▸ Çıkarılan metin:
HE: Doğallıkla ilgili bir şey olabilir mi?

 

ANÇ: Her şey doğaldır. Şu anda her ne kadar bilgisayar karşısına geçsek de doğal olduğumuzu düşünüyorum. Doğallığımızı bozabilecek şeylerin tanımı farklı olabilir. Doğallıktan öte sanırım ‘’farkındalıklarımızı ne kadar başkalarının farkındalıklarıyla yaşayabiliyoruz’’ ile alakalı. Etrafımızdaki objelerin her birinin bir şekli var ve o şekil yapılabilecek şekillere bağlı olarak değişiyor. Mesela şu anda bilgisayarımız dikdörtgen, benim defterim kitabım, masam her şey dikdörtgen. Sanırım farkındalık olmadan, bende, Zeynep’te, Nezahat’ta veya Mahmut’ta belgesel olabileceği ya da film olabileceği farkındalığı olmadığı zaman her birimiz farklı objelerdeydik. Ve dikdörtgen değildik, kare değildik ya da şeklimiz tam değildi. Her birimiz ayrı ayrı Zeynep, Nezahat, Mahmut, Ahmet’tik. Ama belgesel olduğunu anlayıp ondan sonra Mahmut’a, Nezahat’e, Zeynep’e veya aileme ‘’bir film olabilir bundan’’ dediğim zaman, yavaş yavaş onlarda ve de bende böyle bir beklenti olduğunu fark ettim. O da filmin ikinci yarısında bence hissediliyor, ben hissedebiliyorum en azından. Sanki doğallığımızı kaybetmek değil de her şey çok netleşiyor, hayat o kadar net değil ama çok netleşiyor bir anda.

 

HE: Anladım, buradan artık ‘’biz birlikte bir öykü anlatacağız’’a geçmiş oluyor.

Kayıtlar:
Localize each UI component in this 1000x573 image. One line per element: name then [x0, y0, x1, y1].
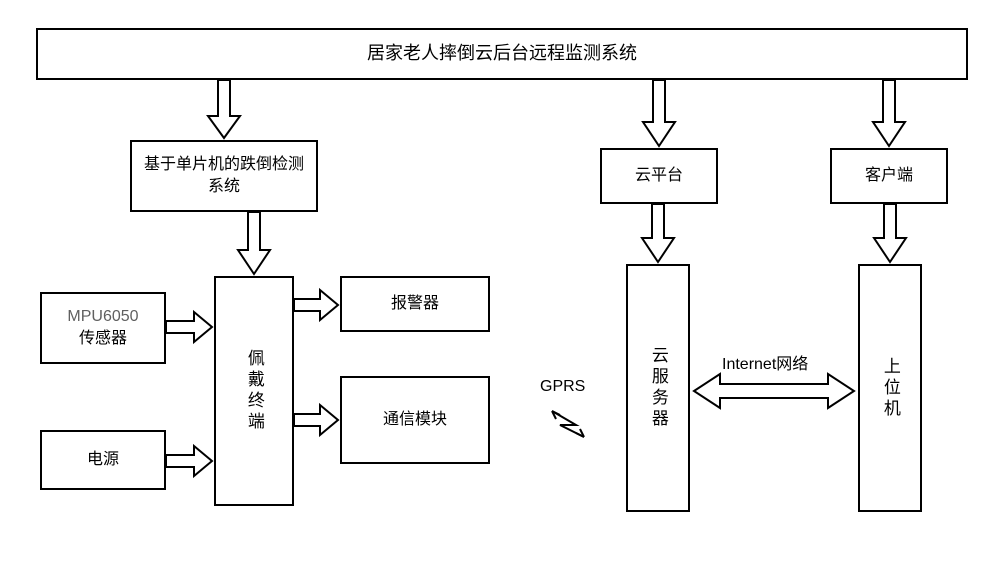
host-box: 上位机 — [858, 264, 922, 512]
cloud-server-box: 云服务器 — [626, 264, 690, 512]
internet-label: Internet网络 — [722, 350, 808, 374]
sensor-line2: 传感器 — [79, 328, 127, 350]
wearable-text: 佩戴终端 — [242, 349, 266, 433]
arrow-power-wearable — [166, 446, 214, 476]
arrow-cloudpf-server — [642, 204, 674, 264]
title-text: 居家老人摔倒云后台远程监测系统 — [367, 41, 637, 66]
comm-box: 通信模块 — [340, 376, 490, 464]
host-text: 上位机 — [878, 357, 902, 420]
mcu-system-box: 基于单片机的跌倒检测系统 — [130, 140, 318, 212]
alarm-box: 报警器 — [340, 276, 490, 332]
alarm-text: 报警器 — [391, 293, 439, 315]
client-box: 客户端 — [830, 148, 948, 204]
cloud-server-text: 云服务器 — [646, 346, 670, 430]
gprs-label: GPRS — [540, 378, 585, 396]
arrow-wearable-alarm — [294, 290, 340, 320]
sensor-line1: MPU6050 — [67, 306, 138, 328]
title-box: 居家老人摔倒云后台远程监测系统 — [36, 28, 968, 80]
cloud-platform-box: 云平台 — [600, 148, 718, 204]
arrow-title-mcu — [208, 80, 240, 140]
wearable-box: 佩戴终端 — [214, 276, 294, 506]
arrow-server-host-double — [694, 374, 854, 408]
mcu-text: 基于单片机的跌倒检测系统 — [144, 154, 304, 199]
arrow-sensor-wearable — [166, 312, 214, 342]
client-text: 客户端 — [865, 165, 913, 187]
power-box: 电源 — [40, 430, 166, 490]
sensor-box: MPU6050 传感器 — [40, 292, 166, 364]
arrow-title-cloud — [643, 80, 675, 148]
comm-text: 通信模块 — [383, 409, 447, 431]
power-text: 电源 — [87, 449, 119, 471]
internet-text: Internet网络 — [722, 356, 808, 373]
cloud-platform-text: 云平台 — [635, 165, 683, 187]
arrow-wearable-comm — [294, 405, 340, 435]
arrow-mcu-wearable — [238, 212, 270, 276]
gprs-lightning-icon — [548, 405, 588, 441]
arrow-title-client — [873, 80, 905, 148]
arrow-client-host — [874, 204, 906, 264]
gprs-text: GPRS — [540, 378, 585, 395]
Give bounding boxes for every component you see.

▸ Çalışma yönergeleri:
[A] Doğallık üzerine söyleşiye göre aşağıdaki ifadeler doğru mu? Her biri için evet ya da hayır deyin ve söyleşiden belirleyici sözleri aynen alıntılayın: (i) ANÇ çevresindeki nesnelerin dikdörtgen olduğunu söylüyor. (ii) ANÇ, bilgisayar karşısına geçtiğimizde doğallığımızı yitirdiğimizi düşünüyor. (iii) ANÇ, beklentinin filmin ilk yarısında hissedildiğini belirtiyor.
[B] Doğallık üzerine söyleşiyi kaldığı yerden sürdürün.

▸ Görev yanıtları:
[A]
(i) Evet: "Mesela şu anda bilgisayarımız dikdörtgen, benim defterim kitabım, masam her şey dikdörtgen."
(ii) Hayır: "Şu anda her ne kadar bilgisayar karşısına geçsek de doğal olduğumuzu düşünüyorum."
(iii) Hayır: "O da filmin ikinci yarısında bence hissediliyor, ben hissedebiliyorum en azından."

[B]
ANÇ: Kesinlikle.

 

FOTO 2

 

HE: Peki siz ilk kayıtlardan yola çıkarak bir belgesel yapmaya ve çekimlere devam etmeye karar verdiğinizde ailenin tepkisi nasıl oldu? Hem kardeşleri hem de anne-babayı soruyorum. Daha belgeselin ilk başlarında babayı görüyoruz, otoriter bir baba. Onun otoritesinden kaynaklı evde süregiden bir çatışma ve kavgalar yaşanıyor ilk sahnelerden itibaren. Kardeşlerin yanı sıra otoriter ve muhafazakâr biri olarak baba hem filme çekiliyor olmayı hem de bunu herkesin izleyecek olmasını nasıl karşıladı?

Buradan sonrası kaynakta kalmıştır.